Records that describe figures
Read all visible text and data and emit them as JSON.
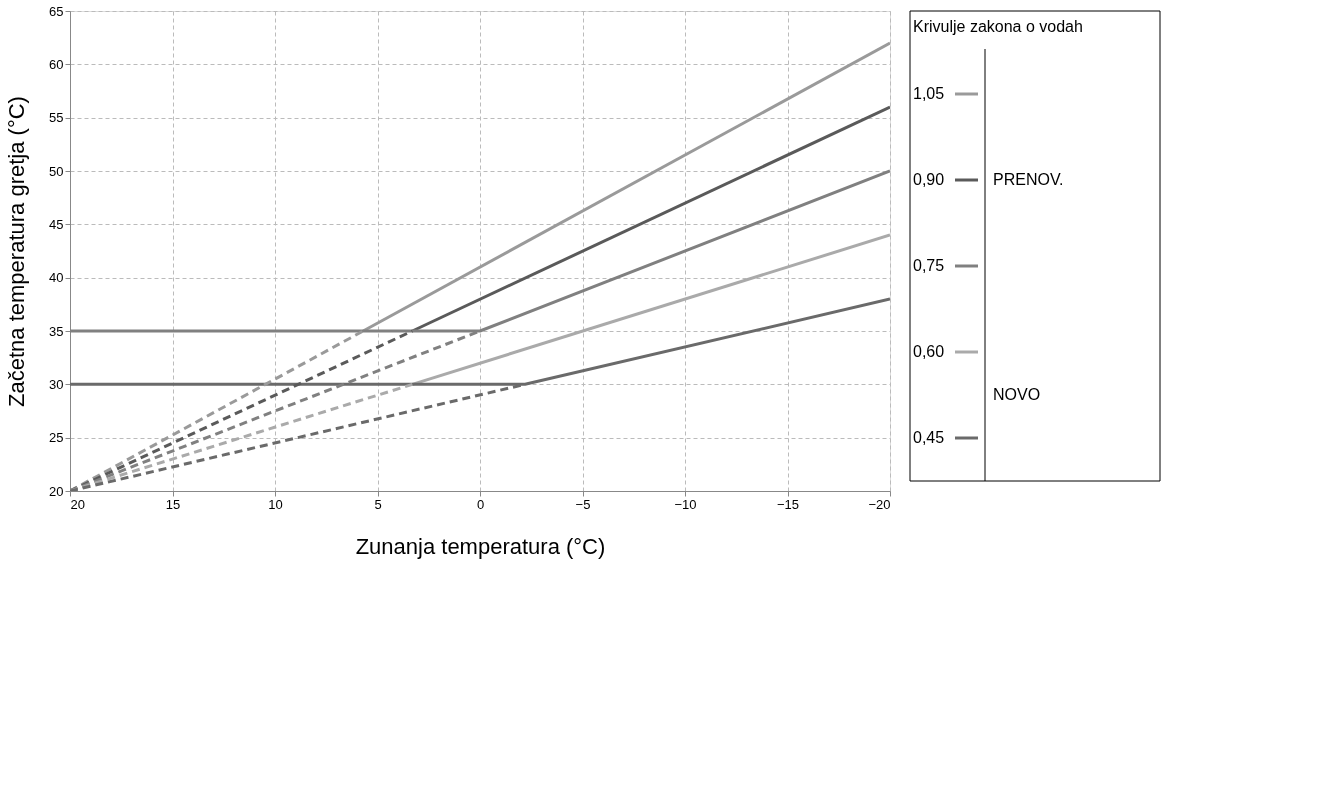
{
  "chart_data": {
    "type": "line",
    "xlabel": "Zunanja temperatura (°C)",
    "ylabel": "Začetna temperatura gretja (°C)",
    "legend_title": "Krivulje zakona o vodah",
    "xlim": [
      20,
      -20
    ],
    "xticks": [
      20,
      15,
      10,
      5,
      0,
      -5,
      -10,
      -15,
      -20
    ],
    "ylim": [
      20,
      65
    ],
    "yticks": [
      20,
      25,
      30,
      35,
      40,
      45,
      50,
      55,
      60,
      65
    ],
    "grid": true,
    "legend": "right",
    "annotations": [
      "PRENOV.",
      "NOVO"
    ],
    "series": [
      {
        "name": "1,05",
        "color": "#9a9a9a",
        "line_style": "solid",
        "x": [
          5.7,
          -20
        ],
        "values": [
          35,
          62
        ]
      },
      {
        "name": "0,90",
        "color": "#5a5a5a",
        "line_style": "solid",
        "x": [
          3.3,
          -20
        ],
        "values": [
          35,
          56
        ]
      },
      {
        "name": "0,75",
        "color": "#808080",
        "line_style": "solid",
        "x": [
          20,
          0,
          -20
        ],
        "values": [
          35,
          35,
          50
        ]
      },
      {
        "name": "0,60",
        "color": "#aaaaaa",
        "line_style": "solid",
        "x": [
          3.3,
          -20
        ],
        "values": [
          30,
          44
        ]
      },
      {
        "name": "0,45",
        "color": "#6a6a6a",
        "line_style": "solid",
        "x": [
          20,
          -2.2,
          -20
        ],
        "values": [
          30,
          30,
          38
        ]
      },
      {
        "color": "#9a9a9a",
        "line_style": "dashed",
        "x": [
          20,
          5.7
        ],
        "values": [
          20,
          35
        ]
      },
      {
        "color": "#5a5a5a",
        "line_style": "dashed",
        "x": [
          20,
          3.3
        ],
        "values": [
          20,
          35
        ]
      },
      {
        "color": "#808080",
        "line_style": "dashed",
        "x": [
          20,
          0
        ],
        "values": [
          20,
          35
        ]
      },
      {
        "color": "#aaaaaa",
        "line_style": "dashed",
        "x": [
          20,
          3.3
        ],
        "values": [
          20,
          30
        ]
      },
      {
        "color": "#6a6a6a",
        "line_style": "dashed",
        "x": [
          20,
          -2.2
        ],
        "values": [
          20,
          30
        ]
      }
    ]
  }
}
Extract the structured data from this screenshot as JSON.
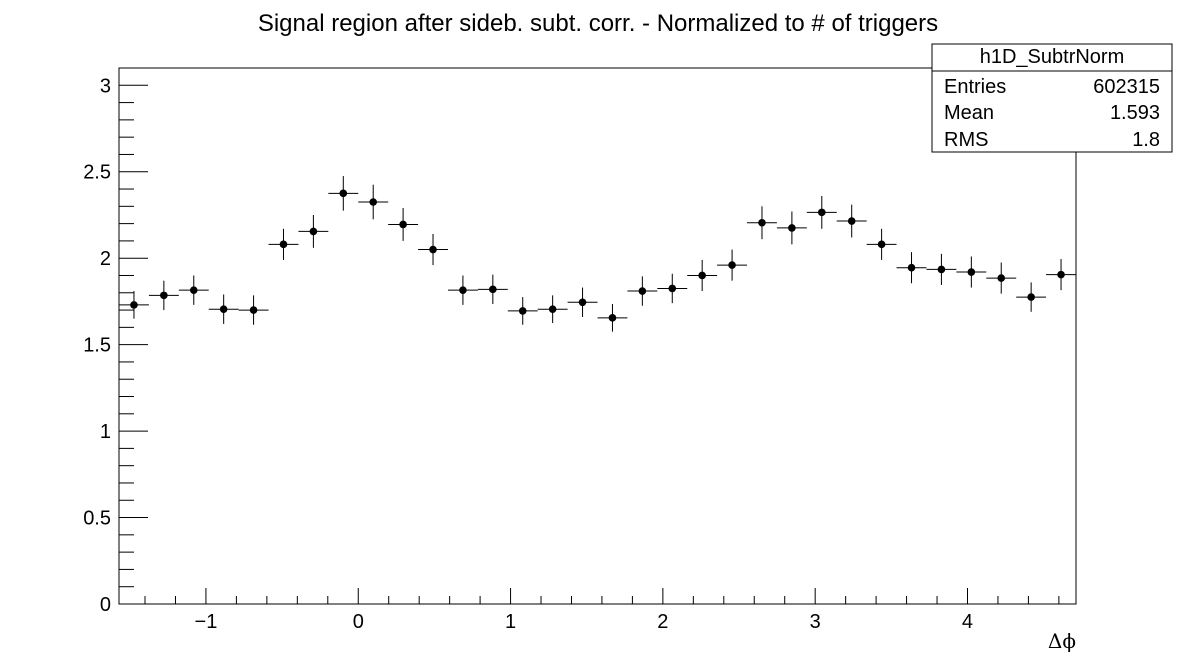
{
  "chart_data": {
    "type": "scatter",
    "title": "Signal region after sideb. subt. corr. - Normalized to # of triggers",
    "xlabel": "Δϕ",
    "ylabel": "",
    "xlim": [
      -1.5708,
      4.7124
    ],
    "ylim": [
      0,
      3.1
    ],
    "x_ticks": [
      -1,
      0,
      1,
      2,
      3,
      4
    ],
    "x_tick_labels": [
      "−1",
      "0",
      "1",
      "2",
      "3",
      "4"
    ],
    "y_ticks": [
      0,
      0.5,
      1,
      1.5,
      2,
      2.5,
      3
    ],
    "y_tick_labels": [
      "0",
      "0.5",
      "1",
      "1.5",
      "2",
      "2.5",
      "3"
    ],
    "grid": false,
    "bin_width": 0.19635,
    "series": [
      {
        "x": [
          -1.4726,
          -1.2763,
          -1.0799,
          -0.8836,
          -0.6872,
          -0.4909,
          -0.2945,
          -0.0982,
          0.0982,
          0.2945,
          0.4909,
          0.6872,
          0.8836,
          1.0799,
          1.2763,
          1.4726,
          1.669,
          1.8653,
          2.0617,
          2.258,
          2.4544,
          2.6507,
          2.8471,
          3.0434,
          3.2398,
          3.4361,
          3.6325,
          3.8288,
          4.0252,
          4.2215,
          4.4179,
          4.6142
        ],
        "values": [
          1.73,
          1.785,
          1.815,
          1.705,
          1.7,
          2.08,
          2.155,
          2.375,
          2.325,
          2.195,
          2.05,
          1.815,
          1.82,
          1.695,
          1.705,
          1.745,
          1.655,
          1.81,
          1.825,
          1.9,
          1.96,
          2.205,
          2.175,
          2.265,
          2.215,
          2.08,
          1.945,
          1.935,
          1.92,
          1.885,
          1.775,
          1.905
        ],
        "errors": [
          0.08,
          0.085,
          0.085,
          0.085,
          0.085,
          0.09,
          0.095,
          0.1,
          0.1,
          0.095,
          0.09,
          0.085,
          0.085,
          0.08,
          0.08,
          0.085,
          0.08,
          0.085,
          0.085,
          0.09,
          0.09,
          0.095,
          0.095,
          0.095,
          0.095,
          0.09,
          0.09,
          0.09,
          0.09,
          0.09,
          0.085,
          0.09
        ]
      }
    ]
  },
  "stats_box": {
    "name": "h1D_SubtrNorm",
    "rows": [
      {
        "label": "Entries",
        "value": "602315"
      },
      {
        "label": "Mean",
        "value": "1.593"
      },
      {
        "label": "RMS",
        "value": "1.8"
      }
    ]
  }
}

● WHAT IS BEING ASKED:
All of the lines above should be printed exactly, minus the pictures.

● WORKED ANSWER:
Read all visible text and data and emit them as JSON.
{
  "chart_data": {
    "type": "line",
    "xlabel": "Zunanja temperatura (°C)",
    "ylabel": "Začetna temperatura gretja (°C)",
    "legend_title": "Krivulje zakona o vodah",
    "xlim": [
      20,
      -20
    ],
    "xticks": [
      20,
      15,
      10,
      5,
      0,
      -5,
      -10,
      -15,
      -20
    ],
    "ylim": [
      20,
      65
    ],
    "yticks": [
      20,
      25,
      30,
      35,
      40,
      45,
      50,
      55,
      60,
      65
    ],
    "grid": true,
    "legend": "right",
    "annotations": [
      "PRENOV.",
      "NOVO"
    ],
    "series": [
      {
        "name": "1,05",
        "color": "#9a9a9a",
        "line_style": "solid",
        "x": [
          5.7,
          -20
        ],
        "values": [
          35,
          62
        ]
      },
      {
        "name": "0,90",
        "color": "#5a5a5a",
        "line_style": "solid",
        "x": [
          3.3,
          -20
        ],
        "values": [
          35,
          56
        ]
      },
      {
        "name": "0,75",
        "color": "#808080",
        "line_style": "solid",
        "x": [
          20,
          0,
          -20
        ],
        "values": [
          35,
          35,
          50
        ]
      },
      {
        "name": "0,60",
        "color": "#aaaaaa",
        "line_style": "solid",
        "x": [
          3.3,
          -20
        ],
        "values": [
          30,
          44
        ]
      },
      {
        "name": "0,45",
        "color": "#6a6a6a",
        "line_style": "solid",
        "x": [
          20,
          -2.2,
          -20
        ],
        "values": [
          30,
          30,
          38
        ]
      },
      {
        "color": "#9a9a9a",
        "line_style": "dashed",
        "x": [
          20,
          5.7
        ],
        "values": [
          20,
          35
        ]
      },
      {
        "color": "#5a5a5a",
        "line_style": "dashed",
        "x": [
          20,
          3.3
        ],
        "values": [
          20,
          35
        ]
      },
      {
        "color": "#808080",
        "line_style": "dashed",
        "x": [
          20,
          0
        ],
        "values": [
          20,
          35
        ]
      },
      {
        "color": "#aaaaaa",
        "line_style": "dashed",
        "x": [
          20,
          3.3
        ],
        "values": [
          20,
          30
        ]
      },
      {
        "color": "#6a6a6a",
        "line_style": "dashed",
        "x": [
          20,
          -2.2
        ],
        "values": [
          20,
          30
        ]
      }
    ]
  }
}
Extract the structured data from this screenshot as JSON.
{
  "chart_data": {
    "type": "scatter",
    "title": "Signal region after sideb. subt. corr. - Normalized to # of triggers",
    "xlabel": "Δϕ",
    "ylabel": "",
    "xlim": [
      -1.5708,
      4.7124
    ],
    "ylim": [
      0,
      3.1
    ],
    "x_ticks": [
      -1,
      0,
      1,
      2,
      3,
      4
    ],
    "x_tick_labels": [
      "−1",
      "0",
      "1",
      "2",
      "3",
      "4"
    ],
    "y_ticks": [
      0,
      0.5,
      1,
      1.5,
      2,
      2.5,
      3
    ],
    "y_tick_labels": [
      "0",
      "0.5",
      "1",
      "1.5",
      "2",
      "2.5",
      "3"
    ],
    "grid": false,
    "bin_width": 0.19635,
    "series": [
      {
        "x": [
          -1.4726,
          -1.2763,
          -1.0799,
          -0.8836,
          -0.6872,
          -0.4909,
          -0.2945,
          -0.0982,
          0.0982,
          0.2945,
          0.4909,
          0.6872,
          0.8836,
          1.0799,
          1.2763,
          1.4726,
          1.669,
          1.8653,
          2.0617,
          2.258,
          2.4544,
          2.6507,
          2.8471,
          3.0434,
          3.2398,
          3.4361,
          3.6325,
          3.8288,
          4.0252,
          4.2215,
          4.4179,
          4.6142
        ],
        "values": [
          1.73,
          1.785,
          1.815,
          1.705,
          1.7,
          2.08,
          2.155,
          2.375,
          2.325,
          2.195,
          2.05,
          1.815,
          1.82,
          1.695,
          1.705,
          1.745,
          1.655,
          1.81,
          1.825,
          1.9,
          1.96,
          2.205,
          2.175,
          2.265,
          2.215,
          2.08,
          1.945,
          1.935,
          1.92,
          1.885,
          1.775,
          1.905
        ],
        "errors": [
          0.08,
          0.085,
          0.085,
          0.085,
          0.085,
          0.09,
          0.095,
          0.1,
          0.1,
          0.095,
          0.09,
          0.085,
          0.085,
          0.08,
          0.08,
          0.085,
          0.08,
          0.085,
          0.085,
          0.09,
          0.09,
          0.095,
          0.095,
          0.095,
          0.095,
          0.09,
          0.09,
          0.09,
          0.09,
          0.09,
          0.085,
          0.09
        ]
      }
    ]
  },
  "stats_box": {
    "name": "h1D_SubtrNorm",
    "rows": [
      {
        "label": "Entries",
        "value": "602315"
      },
      {
        "label": "Mean",
        "value": "1.593"
      },
      {
        "label": "RMS",
        "value": "1.8"
      }
    ]
  }
}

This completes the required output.